| Exercise aim |
Every record that follows should be printed verbatim.

## START

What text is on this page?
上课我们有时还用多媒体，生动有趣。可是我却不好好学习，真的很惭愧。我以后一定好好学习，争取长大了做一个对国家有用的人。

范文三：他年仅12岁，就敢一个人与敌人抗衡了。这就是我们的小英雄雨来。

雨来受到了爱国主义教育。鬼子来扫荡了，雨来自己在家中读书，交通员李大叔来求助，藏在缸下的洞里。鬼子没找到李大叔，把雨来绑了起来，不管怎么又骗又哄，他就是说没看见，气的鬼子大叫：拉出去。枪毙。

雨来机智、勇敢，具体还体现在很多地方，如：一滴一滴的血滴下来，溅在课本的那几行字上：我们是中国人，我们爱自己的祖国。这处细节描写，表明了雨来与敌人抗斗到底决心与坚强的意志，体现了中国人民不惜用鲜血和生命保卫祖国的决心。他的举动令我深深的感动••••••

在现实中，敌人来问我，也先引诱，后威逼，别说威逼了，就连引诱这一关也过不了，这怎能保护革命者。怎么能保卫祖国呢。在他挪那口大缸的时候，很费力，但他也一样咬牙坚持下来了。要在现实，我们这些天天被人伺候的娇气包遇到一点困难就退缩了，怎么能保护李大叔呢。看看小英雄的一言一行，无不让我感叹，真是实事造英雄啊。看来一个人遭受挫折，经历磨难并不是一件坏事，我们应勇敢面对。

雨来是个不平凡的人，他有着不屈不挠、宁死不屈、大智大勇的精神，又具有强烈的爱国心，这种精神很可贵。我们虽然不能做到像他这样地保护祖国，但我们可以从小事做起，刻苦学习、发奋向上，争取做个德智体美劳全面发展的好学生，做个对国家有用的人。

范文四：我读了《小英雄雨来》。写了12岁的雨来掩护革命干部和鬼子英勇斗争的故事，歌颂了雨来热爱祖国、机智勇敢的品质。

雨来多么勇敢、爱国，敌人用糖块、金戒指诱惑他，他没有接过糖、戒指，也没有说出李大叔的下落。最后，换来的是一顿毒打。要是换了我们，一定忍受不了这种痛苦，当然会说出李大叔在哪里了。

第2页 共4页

## END

| Response |
What text is on this page?
上课我们有时还用多媒体，生动有趣。可是我却不好好学习，真的很惭愧。我以后一定好好学习，争取长大了做一个对国家有用的人。

范文三：他年仅12岁，就敢一个人与敌人抗衡了。这就是我们的小英雄雨来。

雨来受到了爱国主义教育。鬼子来扫荡了，雨来自己在家中读书，交通员李大叔来求助，藏在缸下的洞里。鬼子没找到李大叔，把雨来绑了起来，不管怎么又骗又哄，他就是说没看见，气的鬼子大叫：拉出去。枪毙。

雨来机智、勇敢，具体还体现在很多地方，如：一滴一滴的血滴下来，溅在课本的那几行字上：我们是中国人，我们爱自己的祖国。这处细节描写，表明了雨来与敌人抗斗到底决心与坚强的意志，体现了中国人民不惜用鲜血和生命保卫祖国的决心。他的举动令我深深的感动••••••

在现实中，敌人来问我，也先引诱，后威逼，别说威逼了，就连引诱这一关也过不了，这怎能保护革命者。怎么能保卫祖国呢。在他挪那口大缸的时候，很费力，但他也一样咬牙坚持下来了。要在现实，我们这些天天被人伺候的娇气包遇到一点困难就退缩了，怎么能保护李大叔呢。看看小英雄的一言一行，无不让我感叹，真是实事造英雄啊。看来一个人遭受挫折，经历磨难并不是一件坏事，我们应勇敢面对。

雨来是个不平凡的人，他有着不屈不挠、宁死不屈、大智大勇的精神，又具有强烈的爱国心，这种精神很可贵。我们虽然不能做到像他这样地保护祖国，但我们可以从小事做起，刻苦学习、发奋向上，争取做个德智体美劳全面发展的好学生，做个对国家有用的人。

范文四：我读了《小英雄雨来》。写了12岁的雨来掩护革命干部和鬼子英勇斗争的故事，歌颂了雨来热爱祖国、机智勇敢的品质。

雨来多么勇敢、爱国，敌人用糖块、金戒指诱惑他，他没有接过糖、戒指，也没有说出李大叔的下落。最后，换来的是一顿毒打。要是换了我们，一定忍受不了这种痛苦，当然会说出李大叔在哪里了。

第2页 共4页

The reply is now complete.